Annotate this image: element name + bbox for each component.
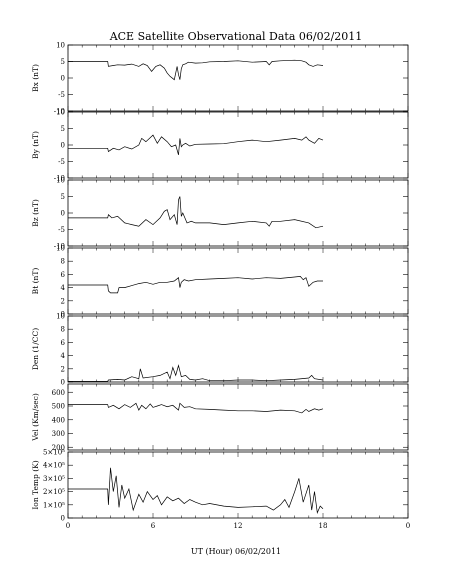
panel-6: 5×10⁵ 4×10⁵ 3×10⁵ 2×10⁵ 1×10⁵ 0 Ion Temp (K) [31, 449, 409, 523]
y-tick-label: 300 [52, 430, 65, 438]
panels-group: 10 5 0 -5 -10 Bx (nT) 10 5 0 -5 -10 By (nT) 10 5 0 -5 -1… [31, 42, 409, 523]
panel-frame [67, 247, 409, 315]
panel-frame [67, 383, 409, 451]
y-tick-label: 6 [61, 271, 66, 279]
x-axis: 0 6 12 18 0 [66, 522, 410, 530]
y-tick-label: -10 [54, 243, 65, 251]
y-axis-label: By (nT) [31, 131, 40, 159]
y-tick-label: 0 [61, 142, 65, 150]
y-tick-label: -10 [54, 108, 65, 116]
panel-frame [67, 179, 409, 247]
y-tick-label: 4 [61, 284, 66, 292]
series-line-0 [68, 196, 324, 229]
panel-frame [67, 44, 409, 112]
y-tick-label: 400 [52, 416, 65, 424]
y-tick-label: 10 [56, 42, 65, 50]
y-tick-label: 8 [61, 326, 65, 334]
y-tick-label: 10 [56, 313, 65, 321]
y-tick-label: -10 [54, 175, 65, 183]
y-tick-label: 10 [56, 109, 65, 117]
y-axis-label: Ion Temp (K) [31, 460, 40, 509]
y-tick-label: 0 [61, 311, 65, 319]
y-axis-label: Bx (nT) [31, 64, 40, 92]
y-tick-label: 5 [61, 125, 65, 133]
y-tick-label: 10 [56, 245, 65, 253]
y-tick-label: -5 [58, 158, 65, 166]
x-tick-label: 0 [406, 522, 410, 530]
y-tick-label: 5 [61, 193, 65, 201]
y-tick-label: 10 [56, 177, 65, 185]
figure-title: ACE Satellite Observational Data 06/02/2… [109, 30, 363, 43]
series-line-0 [68, 402, 324, 414]
x-tick-label: 6 [151, 522, 156, 530]
y-tick-label: 5×10⁵ [43, 449, 65, 457]
panel-3: 10 8 6 4 2 0 Bt (nT) [31, 245, 409, 319]
y-tick-label: 6 [61, 339, 66, 347]
y-tick-label: -5 [58, 91, 65, 99]
y-tick-label: 500 [52, 403, 65, 411]
y-tick-label: 0 [61, 379, 65, 387]
y-tick-label: 200 [52, 444, 65, 452]
y-tick-label: 2×10⁵ [43, 488, 65, 496]
y-tick-label: 1×10⁵ [43, 501, 65, 509]
y-tick-label: 4×10⁵ [43, 462, 65, 470]
panel-0: 10 5 0 -5 -10 Bx (nT) [31, 42, 409, 116]
y-axis-label: Bt (nT) [31, 268, 40, 295]
x-tick-label: 18 [319, 522, 328, 530]
y-tick-label: 0 [61, 515, 65, 523]
series-line-0 [68, 59, 324, 81]
panel-1: 10 5 0 -5 -10 By (nT) [31, 109, 409, 183]
series-line-0 [68, 276, 323, 294]
y-tick-label: 5 [61, 58, 65, 66]
y-tick-label: 0 [61, 210, 65, 218]
panel-frame [67, 315, 409, 383]
y-axis-label: Den (1/CC) [31, 328, 40, 370]
panel-frame [67, 451, 409, 519]
y-tick-label: 2 [61, 297, 65, 305]
panel-2: 10 5 0 -5 -10 Bz (nT) [31, 177, 409, 251]
y-tick-label: 0 [61, 75, 65, 83]
series-line-0 [68, 134, 324, 155]
x-tick-label: 12 [234, 522, 243, 530]
y-tick-label: 2 [61, 365, 65, 373]
y-axis-label: Vel (Km/sec) [31, 393, 40, 442]
series-line-0 [68, 364, 324, 382]
panel-5: 600 500 400 300 200 Vel (Km/sec) [31, 383, 409, 452]
x-tick-label: 0 [66, 522, 70, 530]
panel-4: 10 8 6 4 2 0 Den (1/CC) [31, 313, 409, 387]
y-tick-label: 4 [61, 352, 66, 360]
y-tick-label: 8 [61, 258, 65, 266]
y-tick-label: 3×10⁵ [43, 475, 65, 483]
x-axis-label: UT (Hour) 06/02/2011 [191, 547, 281, 556]
series-line-0 [68, 467, 324, 514]
y-tick-label: -5 [58, 226, 65, 234]
y-axis-label: Bz (nT) [31, 199, 40, 227]
panel-frame [67, 111, 409, 179]
y-tick-label: 600 [52, 389, 65, 397]
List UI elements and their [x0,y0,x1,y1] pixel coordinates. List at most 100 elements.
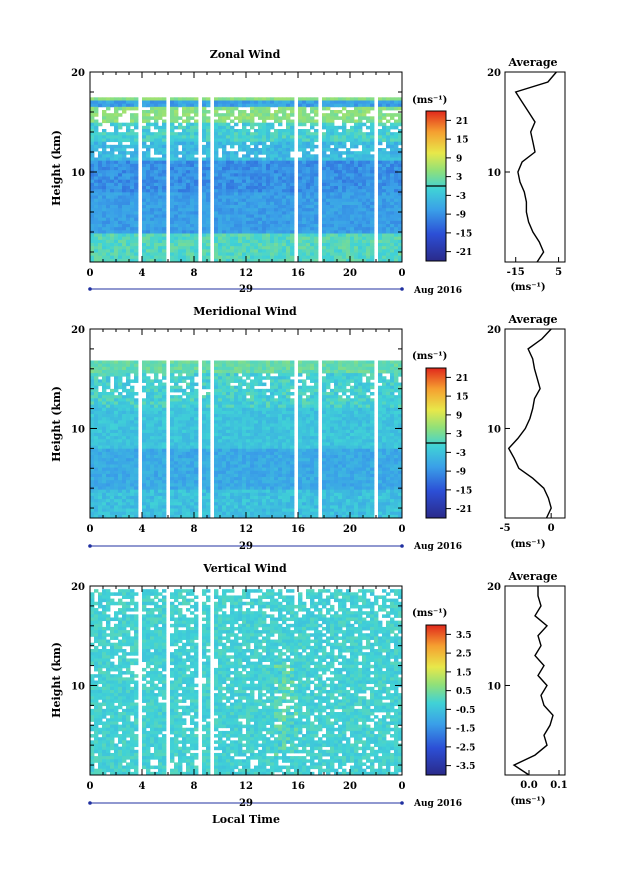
heatmap-cell [234,167,239,171]
heatmap-cell [170,410,175,415]
heatmap-cell [254,129,259,133]
heatmap-cell [94,141,99,146]
heatmap-cell [226,129,231,133]
heatmap-cell [202,157,207,162]
heatmap-cell [398,224,403,228]
heatmap-cell [214,451,219,456]
heatmap-cell [222,227,227,231]
heatmap-cell [110,173,115,177]
heatmap-cell [126,404,131,409]
heatmap-cell [158,385,163,390]
heatmap-cell [238,201,243,206]
heatmap-cell [226,198,231,203]
heatmap-cell [214,429,219,434]
heatmap-cell [358,173,363,177]
heatmap-cell [94,227,99,231]
heatmap-cell [330,179,335,184]
heatmap-cell [194,151,199,155]
heatmap-cell [214,477,219,481]
heatmap-cell [222,138,227,143]
heatmap-cell [214,458,219,462]
heatmap-cell [366,249,371,253]
heatmap-cell [154,214,159,219]
heatmap-cell [218,407,223,412]
heatmap-cell [238,110,243,114]
heatmap-cell [394,122,399,127]
heatmap-cell [178,442,183,446]
heatmap-cell [222,151,227,155]
heatmap-cell [234,151,239,155]
heatmap-cell [202,451,207,456]
heatmap-cell [310,122,315,127]
heatmap-cell [142,480,147,484]
heatmap-cell [194,201,199,206]
heatmap-cell [190,106,195,111]
heatmap-cell [334,110,339,114]
heatmap-cell [174,173,179,177]
heatmap-cell [130,211,135,215]
heatmap-cell [94,363,99,368]
heatmap-cell [354,132,359,136]
heatmap-cell [370,179,375,184]
heatmap-cell [206,227,211,231]
heatmap-cell [182,233,187,238]
heatmap-cell [90,239,95,244]
heatmap-cell [266,255,271,260]
heatmap-cell [390,233,395,238]
heatmap-cell [226,410,231,415]
heatmap-cell [390,160,395,165]
heatmap-cell [162,198,167,203]
heatmap-cell [386,239,391,244]
heatmap-cell [102,135,107,139]
heatmap-cell [106,160,111,165]
heatmap-cell [334,167,339,171]
heatmap-cell [306,243,311,247]
heatmap-cell [290,230,295,234]
heatmap-cell [110,239,115,244]
heatmap-cell [162,151,167,155]
heatmap-cell [310,154,315,158]
heatmap-cell [146,470,151,475]
heatmap-cell [202,369,207,374]
heatmap-cell [154,439,159,443]
heatmap-cell [106,144,111,149]
heatmap-cell [194,119,199,124]
heatmap-cell [230,97,235,101]
heatmap-cell [114,483,119,487]
heatmap-cell [102,426,107,431]
heatmap-cell [398,148,403,152]
heatmap-cell [150,473,155,478]
heatmap-cell [358,160,363,165]
heatmap-cell [394,160,399,165]
heatmap-cell [398,106,403,111]
heatmap-cell [146,480,151,484]
heatmap-cell [90,198,95,203]
heatmap-cell [358,135,363,139]
heatmap-cell [114,211,119,215]
heatmap-cell [182,420,187,424]
heatmap-cell [162,401,167,405]
heatmap-cell [162,373,167,377]
heatmap-cell [262,201,267,206]
heatmap-cell [370,201,375,206]
heatmap-cell [282,144,287,149]
heatmap-cell [214,385,219,390]
heatmap-cell [194,508,199,513]
heatmap-cell [174,220,179,225]
heatmap-cell [270,97,275,101]
heatmap-cell [310,201,315,206]
heatmap-cell [214,404,219,409]
heatmap-cell [362,141,367,146]
heatmap-cell [154,429,159,434]
heatmap-cell [114,505,119,509]
heatmap-cell [130,217,135,222]
heatmap-cell [182,470,187,475]
heatmap-cell [194,426,199,431]
heatmap-cell [226,110,231,114]
heatmap-cell [102,211,107,215]
heatmap-cell [226,360,231,365]
heatmap-cell [354,252,359,257]
heatmap-cell [90,432,95,437]
heatmap-cell [146,255,151,260]
heatmap-cell [170,151,175,155]
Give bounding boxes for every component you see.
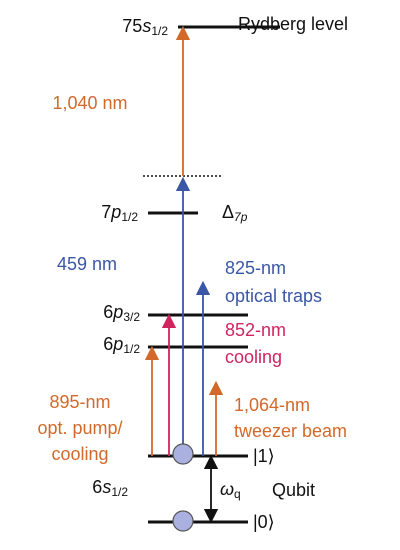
atom <box>172 510 194 532</box>
level-label: 6p3/2 <box>103 302 140 324</box>
label-part: 7 <box>101 202 111 222</box>
beam-label: 895-nm <box>49 392 110 412</box>
label-part: 6 <box>103 302 113 322</box>
state-label: |1⟩ <box>253 446 275 466</box>
detuning: Δ7p <box>222 202 248 224</box>
label-part: 75 <box>122 16 142 36</box>
beam-label: tweezer beam <box>234 421 347 441</box>
label-part: 6 <box>103 334 113 354</box>
level-label: 6s1/2 <box>92 477 128 499</box>
state-label: |0⟩ <box>253 512 275 532</box>
beam-label: 1,040 nm <box>52 93 127 113</box>
arrows <box>144 25 224 524</box>
level-label: 6p1/2 <box>103 334 140 356</box>
qubit-label: Qubit <box>272 480 315 500</box>
label-part: Δ <box>222 202 234 222</box>
beam-label: 459 nm <box>57 254 117 274</box>
level-label: 7p1/2 <box>101 202 138 224</box>
beam-label: 1,064-nm <box>234 395 310 415</box>
beam-label: 852-nm <box>225 320 286 340</box>
label-part: p <box>112 302 123 322</box>
label-part: q <box>234 487 241 501</box>
label-part: p <box>110 202 121 222</box>
atom <box>172 443 194 465</box>
label-part: 6 <box>92 477 102 497</box>
qubit-frequency: ωq <box>220 479 241 501</box>
label-part: 3/2 <box>123 310 140 324</box>
beam-label: cooling <box>51 444 108 464</box>
label-part: 7p <box>234 210 248 224</box>
label-part: 1/2 <box>151 24 168 38</box>
label-part: s <box>142 16 151 36</box>
label-part: 1/2 <box>111 485 128 499</box>
beam-label: cooling <box>225 347 282 367</box>
beam-label: optical traps <box>225 286 322 306</box>
rydberg-name: Rydberg level <box>238 14 348 34</box>
label-part: 1/2 <box>121 210 138 224</box>
beam-label: opt. pump/ <box>37 418 122 438</box>
beam-label: 825-nm <box>225 258 286 278</box>
label-part: 1/2 <box>123 342 140 356</box>
level-label: 75s1/2 <box>122 16 168 38</box>
label-part: s <box>102 477 111 497</box>
label-part: ω <box>220 479 234 499</box>
label-part: p <box>112 334 123 354</box>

▶ **Task brief**
Please return, unchanged, the stretch of the data above from the line that contains "atom <box>172 510 194 532</box>" through the line that contains "arrows <box>144 25 224 524</box>", including both of those lines.

▶ **Solved exercise**
atom <box>172 510 194 532</box>
level-label: 6p3/2 <box>103 302 140 324</box>
label-part: 7 <box>101 202 111 222</box>
beam-label: 895-nm <box>49 392 110 412</box>
label-part: 6 <box>103 302 113 322</box>
state-label: |1⟩ <box>253 446 275 466</box>
detuning: Δ7p <box>222 202 248 224</box>
label-part: 75 <box>122 16 142 36</box>
beam-label: tweezer beam <box>234 421 347 441</box>
label-part: 6 <box>103 334 113 354</box>
level-label: 6s1/2 <box>92 477 128 499</box>
state-label: |0⟩ <box>253 512 275 532</box>
beam-label: 1,040 nm <box>52 93 127 113</box>
arrows <box>144 25 224 524</box>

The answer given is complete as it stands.